#### DATA FOR THIS TASK:

========

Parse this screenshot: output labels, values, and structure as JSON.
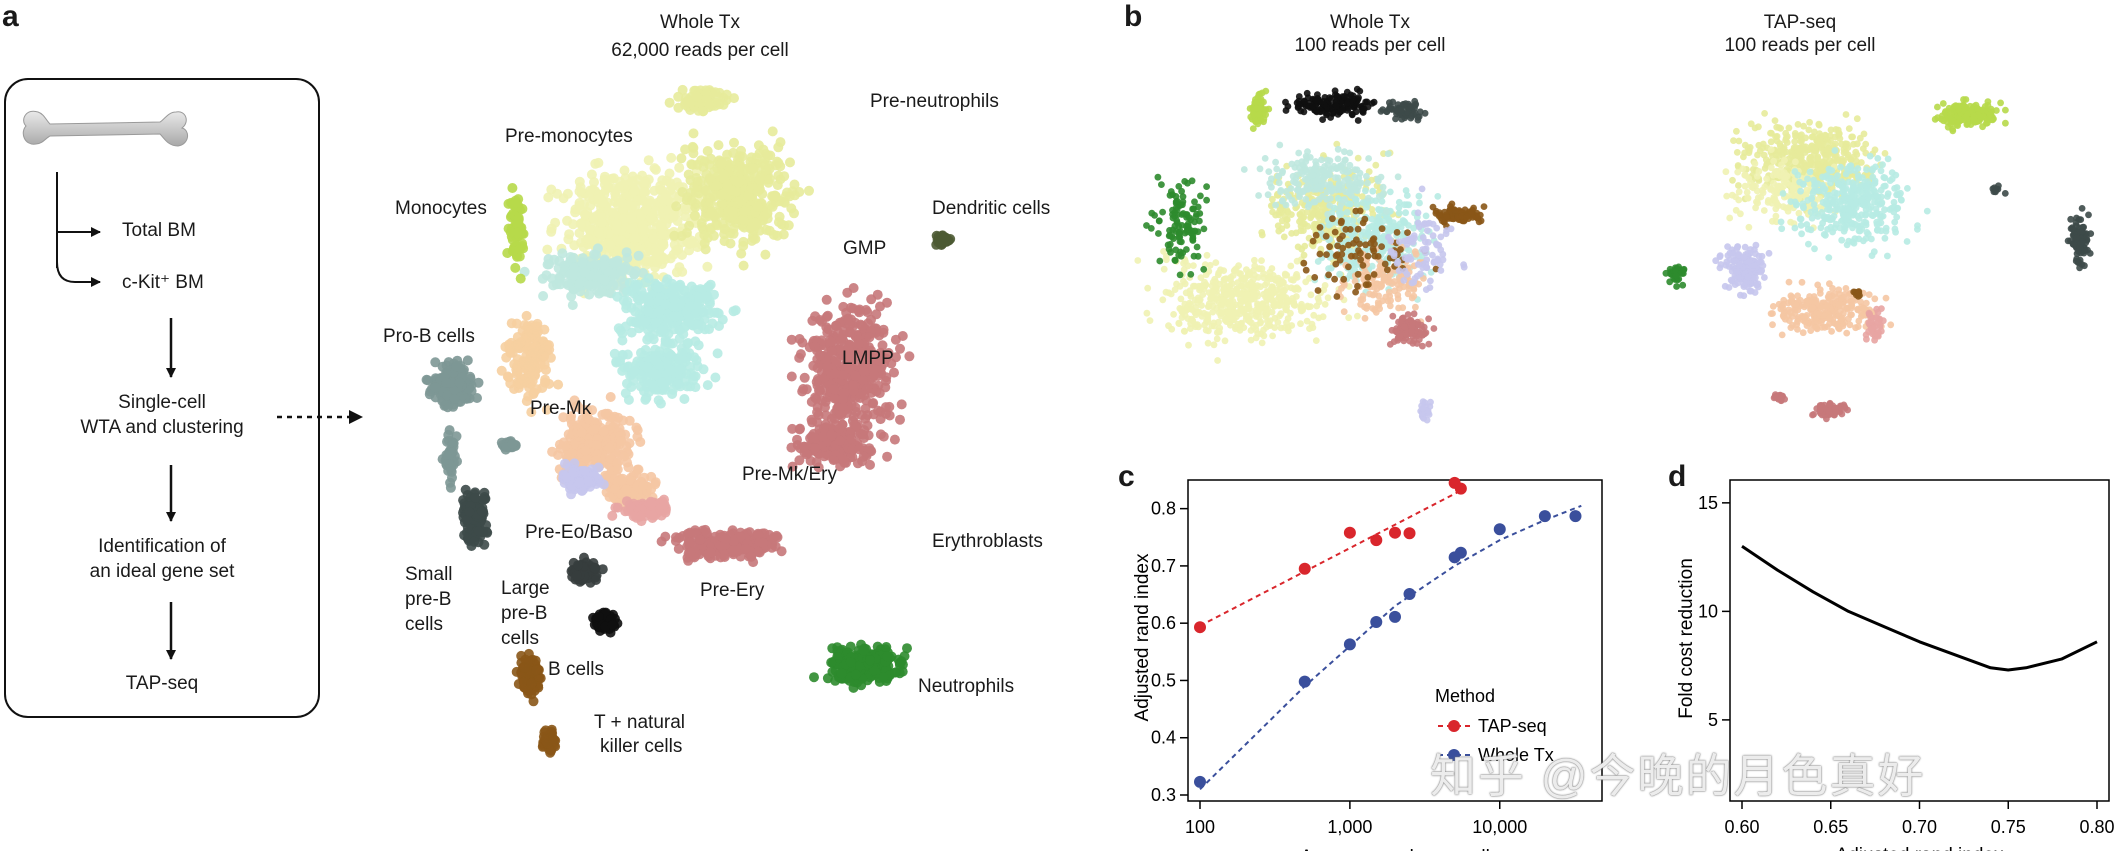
{
  "panels": {
    "a": "a",
    "b": "b",
    "c": "c",
    "d": "d"
  },
  "flow": {
    "total_bm": "Total BM",
    "ckit_bm": "c-Kit⁺ BM",
    "single_cell": "Single-cell",
    "wta": "WTA and clustering",
    "ident1": "Identification of",
    "ident2": "an ideal gene set",
    "tapseq": "TAP-seq"
  },
  "main_umap": {
    "title1": "Whole Tx",
    "title2": "62,000 reads per cell",
    "clusters": [
      {
        "name": "Pre-neutrophils",
        "color": "#e7eb9b"
      },
      {
        "name": "Pre-monocytes",
        "color": "#eff2b2"
      },
      {
        "name": "Monocytes",
        "color": "#b7d94a"
      },
      {
        "name": "Dendritic cells",
        "color": "#4d5a33"
      },
      {
        "name": "GMP",
        "color": "#bfe8df"
      },
      {
        "name": "LMPP",
        "color": "#b7ebe3"
      },
      {
        "name": "Pro-B  cells",
        "color": "#7d9795"
      },
      {
        "name": "Pre-Mk",
        "color": "#f6cfa0"
      },
      {
        "name": "Pre-Mk/Ery",
        "color": "#f5c6a3"
      },
      {
        "name": "Pre-Eo/Baso",
        "color": "#c6c6ed"
      },
      {
        "name": "Erythroblasts",
        "color": "#c7787a"
      },
      {
        "name": "Small pre-B cells",
        "color": "#3d4a49"
      },
      {
        "name": "Large pre-B cells",
        "color": "#363d3d"
      },
      {
        "name": "B cells",
        "color": "#0f0f0f"
      },
      {
        "name": "Pre-Ery",
        "color": "#e8a5a3"
      },
      {
        "name": "T + natural killer cells",
        "color": "#8a5617"
      },
      {
        "name": "Neutrophils",
        "color": "#2e8b2e"
      }
    ],
    "labels": {
      "pre_neutrophils": "Pre-neutrophils",
      "pre_monocytes": "Pre-monocytes",
      "monocytes": "Monocytes",
      "dendritic": "Dendritic cells",
      "gmp": "GMP",
      "lmpp": "LMPP",
      "prob": "Pro-B  cells",
      "premk": "Pre-Mk",
      "premkery": "Pre-Mk/Ery",
      "preeo": "Pre-Eo/Baso",
      "erythro": "Erythroblasts",
      "small1": "Small",
      "small2": "pre-B",
      "small3": "cells",
      "large1": "Large",
      "large2": "pre-B",
      "large3": "cells",
      "bcells": "B cells",
      "preery": "Pre-Ery",
      "tnk1": "T + natural",
      "tnk2": "killer cells",
      "neutro": "Neutrophils"
    }
  },
  "panel_b": {
    "left_title1": "Whole Tx",
    "left_title2": "100 reads per cell",
    "right_title1": "TAP-seq",
    "right_title2": "100 reads per cell"
  },
  "chart_data": [
    {
      "type": "scatter",
      "panel": "c",
      "xlabel": "Average reads per cell",
      "ylabel": "Adjusted rand index",
      "xscale": "log",
      "xlim": [
        100,
        40000
      ],
      "ylim": [
        0.3,
        0.85
      ],
      "xticks": [
        100,
        1000,
        10000
      ],
      "xtick_labels": [
        "100",
        "1,000",
        "10,000"
      ],
      "yticks": [
        0.3,
        0.4,
        0.5,
        0.6,
        0.7,
        0.8
      ],
      "ytick_labels": [
        "0.3",
        "0.4",
        "0.5",
        "0.6",
        "0.7",
        "0.8"
      ],
      "legend_title": "Method",
      "legend_position": "bottom-right",
      "series": [
        {
          "name": "TAP-seq",
          "color": "#d9262c",
          "x": [
            100,
            500,
            1000,
            1500,
            2000,
            2500,
            5000,
            5500
          ],
          "y": [
            0.593,
            0.695,
            0.758,
            0.745,
            0.758,
            0.757,
            0.845,
            0.835
          ]
        },
        {
          "name": "Whole Tx",
          "color": "#3a4f9c",
          "x": [
            100,
            500,
            1000,
            1500,
            2000,
            2500,
            5000,
            5500,
            10000,
            20000,
            32000
          ],
          "y": [
            0.323,
            0.498,
            0.563,
            0.602,
            0.611,
            0.651,
            0.715,
            0.723,
            0.764,
            0.787,
            0.787
          ]
        }
      ]
    },
    {
      "type": "line",
      "panel": "d",
      "xlabel": "Adjusted rand index",
      "ylabel": "Fold cost reduction",
      "xlim": [
        0.6,
        0.8
      ],
      "ylim": [
        2,
        15.5
      ],
      "xticks": [
        0.6,
        0.65,
        0.7,
        0.75,
        0.8
      ],
      "xtick_labels": [
        "0.60",
        "0.65",
        "0.70",
        "0.75",
        "0.80"
      ],
      "yticks": [
        5,
        10,
        15
      ],
      "ytick_labels": [
        "5",
        "10",
        "15"
      ],
      "series": [
        {
          "color": "#000000",
          "x": [
            0.6,
            0.62,
            0.64,
            0.66,
            0.68,
            0.7,
            0.72,
            0.74,
            0.75,
            0.76,
            0.78,
            0.8
          ],
          "y": [
            13.0,
            11.9,
            10.9,
            10.0,
            9.3,
            8.6,
            8.0,
            7.4,
            7.3,
            7.4,
            7.8,
            8.6
          ]
        }
      ]
    }
  ],
  "watermark": "知乎 @今晚的月色真好"
}
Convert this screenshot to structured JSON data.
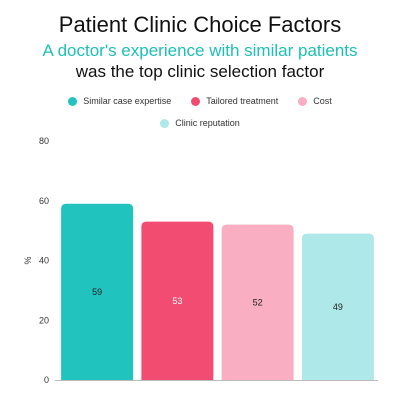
{
  "title": "Patient Clinic Choice Factors",
  "subtitle_line1": "A doctor's experience with similar patients",
  "subtitle_line2": "was the top clinic selection factor",
  "chart_data": {
    "type": "bar",
    "categories": [
      "Similar case expertise",
      "Tailored treatment",
      "Cost",
      "Clinic reputation"
    ],
    "values": [
      59,
      53,
      52,
      49
    ],
    "colors": [
      "#21c3bf",
      "#f34c72",
      "#f9aec2",
      "#aee8e8"
    ],
    "data_labels": [
      "59",
      "53",
      "52",
      "49"
    ],
    "label_colors": [
      "#222222",
      "#ffffff",
      "#222222",
      "#222222"
    ],
    "ylabel": "%",
    "ylim": [
      0,
      80
    ],
    "yticks": [
      0,
      20,
      40,
      60,
      80
    ],
    "grid": false,
    "legend": "top"
  }
}
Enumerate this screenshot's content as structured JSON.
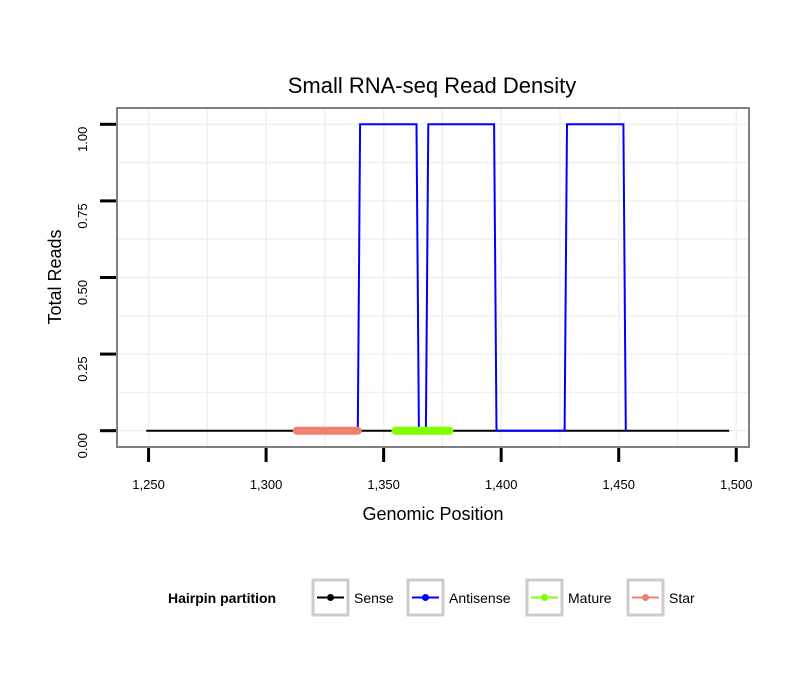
{
  "chart_data": {
    "type": "line",
    "title": "Small RNA-seq Read Density",
    "xlabel": "Genomic Position",
    "ylabel": "Total Reads",
    "xlim": [
      1237,
      1505
    ],
    "ylim": [
      -0.05,
      1.05
    ],
    "x_ticks": [
      1250,
      1300,
      1350,
      1400,
      1450,
      1500
    ],
    "x_tick_labels": [
      "1,250",
      "1,300",
      "1,350",
      "1,400",
      "1,450",
      "1,500"
    ],
    "y_ticks": [
      0,
      0.25,
      0.5,
      0.75,
      1
    ],
    "y_tick_labels": [
      "0.00",
      "0.25",
      "0.50",
      "0.75",
      "1.00"
    ],
    "grid": true,
    "legend": {
      "title": "Hairpin partition",
      "position": "bottom"
    },
    "series": [
      {
        "name": "Sense",
        "color": "#000000",
        "points": [
          [
            1249,
            0
          ],
          [
            1497,
            0
          ]
        ]
      },
      {
        "name": "Antisense",
        "color": "#0000ff",
        "points": [
          [
            1339,
            0
          ],
          [
            1340,
            1
          ],
          [
            1364,
            1
          ],
          [
            1365,
            0
          ],
          [
            1368,
            0
          ],
          [
            1369,
            1
          ],
          [
            1397,
            1
          ],
          [
            1398,
            0
          ],
          [
            1427,
            0
          ],
          [
            1428,
            1
          ],
          [
            1452,
            1
          ],
          [
            1453,
            0
          ]
        ]
      },
      {
        "name": "Mature",
        "color": "#80ff00",
        "points": [
          [
            1355,
            0
          ],
          [
            1378,
            0
          ]
        ]
      },
      {
        "name": "Star",
        "color": "#f08070",
        "points": [
          [
            1313,
            0
          ],
          [
            1339,
            0
          ]
        ]
      }
    ]
  }
}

========

#### THE TASK:
Go through the material and copy each line in which the word "Dendritic" occurs.

#### RESULT OF THIS TASK:
        "name": "Dendritic cells",
      "dendritic": "Dendritic cells",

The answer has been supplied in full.